### RECORDS TO PROCESS
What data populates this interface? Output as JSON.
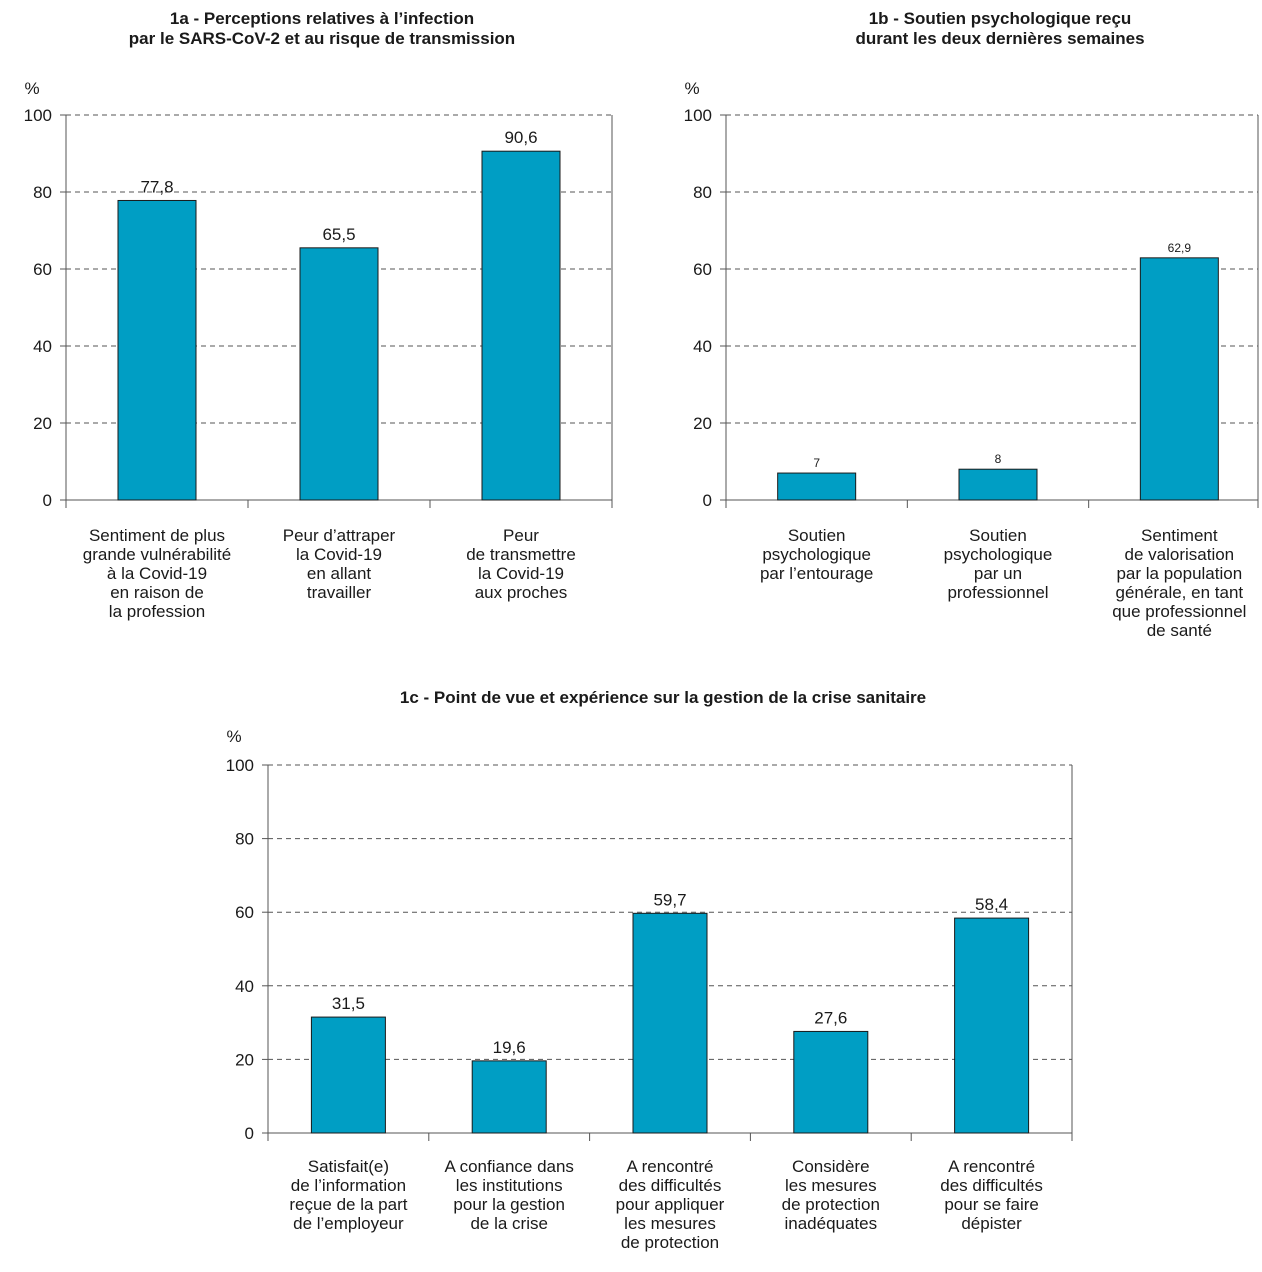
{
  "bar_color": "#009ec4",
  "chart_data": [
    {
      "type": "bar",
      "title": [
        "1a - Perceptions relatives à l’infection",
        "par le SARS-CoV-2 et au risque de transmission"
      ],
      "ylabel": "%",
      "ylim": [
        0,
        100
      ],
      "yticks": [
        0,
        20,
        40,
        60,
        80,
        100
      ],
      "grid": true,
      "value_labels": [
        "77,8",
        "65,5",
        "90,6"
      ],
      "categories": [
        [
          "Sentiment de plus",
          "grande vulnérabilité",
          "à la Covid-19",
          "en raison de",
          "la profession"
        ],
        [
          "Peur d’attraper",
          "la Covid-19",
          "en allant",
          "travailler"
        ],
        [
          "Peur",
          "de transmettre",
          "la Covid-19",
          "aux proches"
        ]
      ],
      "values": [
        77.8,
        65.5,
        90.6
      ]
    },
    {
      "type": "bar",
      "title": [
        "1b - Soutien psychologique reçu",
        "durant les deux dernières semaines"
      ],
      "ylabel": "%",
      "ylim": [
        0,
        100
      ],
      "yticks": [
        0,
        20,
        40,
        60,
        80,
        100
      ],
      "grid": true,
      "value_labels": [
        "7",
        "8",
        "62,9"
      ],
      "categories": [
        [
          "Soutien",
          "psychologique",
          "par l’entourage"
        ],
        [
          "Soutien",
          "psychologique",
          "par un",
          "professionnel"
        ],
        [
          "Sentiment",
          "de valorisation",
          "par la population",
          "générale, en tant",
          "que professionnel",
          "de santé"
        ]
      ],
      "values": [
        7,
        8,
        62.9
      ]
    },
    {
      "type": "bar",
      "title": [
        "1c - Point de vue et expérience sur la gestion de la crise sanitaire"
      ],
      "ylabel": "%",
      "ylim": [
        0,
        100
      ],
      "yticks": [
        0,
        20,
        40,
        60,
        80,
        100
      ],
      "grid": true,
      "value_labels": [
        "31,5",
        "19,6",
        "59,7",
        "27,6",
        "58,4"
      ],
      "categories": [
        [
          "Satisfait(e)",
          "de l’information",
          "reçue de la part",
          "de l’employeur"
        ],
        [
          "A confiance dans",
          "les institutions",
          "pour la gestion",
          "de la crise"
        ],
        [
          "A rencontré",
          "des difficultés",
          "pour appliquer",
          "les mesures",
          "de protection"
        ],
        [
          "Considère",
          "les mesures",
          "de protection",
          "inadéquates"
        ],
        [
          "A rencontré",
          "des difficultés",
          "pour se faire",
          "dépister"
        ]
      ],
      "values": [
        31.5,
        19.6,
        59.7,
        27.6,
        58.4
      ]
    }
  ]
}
######
§ **WHAT IS BEING ASKED**: Give back all entries exactly. No pictures belong in the copy.

§ **WRITTEN SOLUTION**:
What data populates this interface? Output as JSON.
{
  "bar_color": "#009ec4",
  "chart_data": [
    {
      "type": "bar",
      "title": [
        "1a - Perceptions relatives à l’infection",
        "par le SARS-CoV-2 et au risque de transmission"
      ],
      "ylabel": "%",
      "ylim": [
        0,
        100
      ],
      "yticks": [
        0,
        20,
        40,
        60,
        80,
        100
      ],
      "grid": true,
      "value_labels": [
        "77,8",
        "65,5",
        "90,6"
      ],
      "categories": [
        [
          "Sentiment de plus",
          "grande vulnérabilité",
          "à la Covid-19",
          "en raison de",
          "la profession"
        ],
        [
          "Peur d’attraper",
          "la Covid-19",
          "en allant",
          "travailler"
        ],
        [
          "Peur",
          "de transmettre",
          "la Covid-19",
          "aux proches"
        ]
      ],
      "values": [
        77.8,
        65.5,
        90.6
      ]
    },
    {
      "type": "bar",
      "title": [
        "1b - Soutien psychologique reçu",
        "durant les deux dernières semaines"
      ],
      "ylabel": "%",
      "ylim": [
        0,
        100
      ],
      "yticks": [
        0,
        20,
        40,
        60,
        80,
        100
      ],
      "grid": true,
      "value_labels": [
        "7",
        "8",
        "62,9"
      ],
      "categories": [
        [
          "Soutien",
          "psychologique",
          "par l’entourage"
        ],
        [
          "Soutien",
          "psychologique",
          "par un",
          "professionnel"
        ],
        [
          "Sentiment",
          "de valorisation",
          "par la population",
          "générale, en tant",
          "que professionnel",
          "de santé"
        ]
      ],
      "values": [
        7,
        8,
        62.9
      ]
    },
    {
      "type": "bar",
      "title": [
        "1c - Point de vue et expérience sur la gestion de la crise sanitaire"
      ],
      "ylabel": "%",
      "ylim": [
        0,
        100
      ],
      "yticks": [
        0,
        20,
        40,
        60,
        80,
        100
      ],
      "grid": true,
      "value_labels": [
        "31,5",
        "19,6",
        "59,7",
        "27,6",
        "58,4"
      ],
      "categories": [
        [
          "Satisfait(e)",
          "de l’information",
          "reçue de la part",
          "de l’employeur"
        ],
        [
          "A confiance dans",
          "les institutions",
          "pour la gestion",
          "de la crise"
        ],
        [
          "A rencontré",
          "des difficultés",
          "pour appliquer",
          "les mesures",
          "de protection"
        ],
        [
          "Considère",
          "les mesures",
          "de protection",
          "inadéquates"
        ],
        [
          "A rencontré",
          "des difficultés",
          "pour se faire",
          "dépister"
        ]
      ],
      "values": [
        31.5,
        19.6,
        59.7,
        27.6,
        58.4
      ]
    }
  ]
}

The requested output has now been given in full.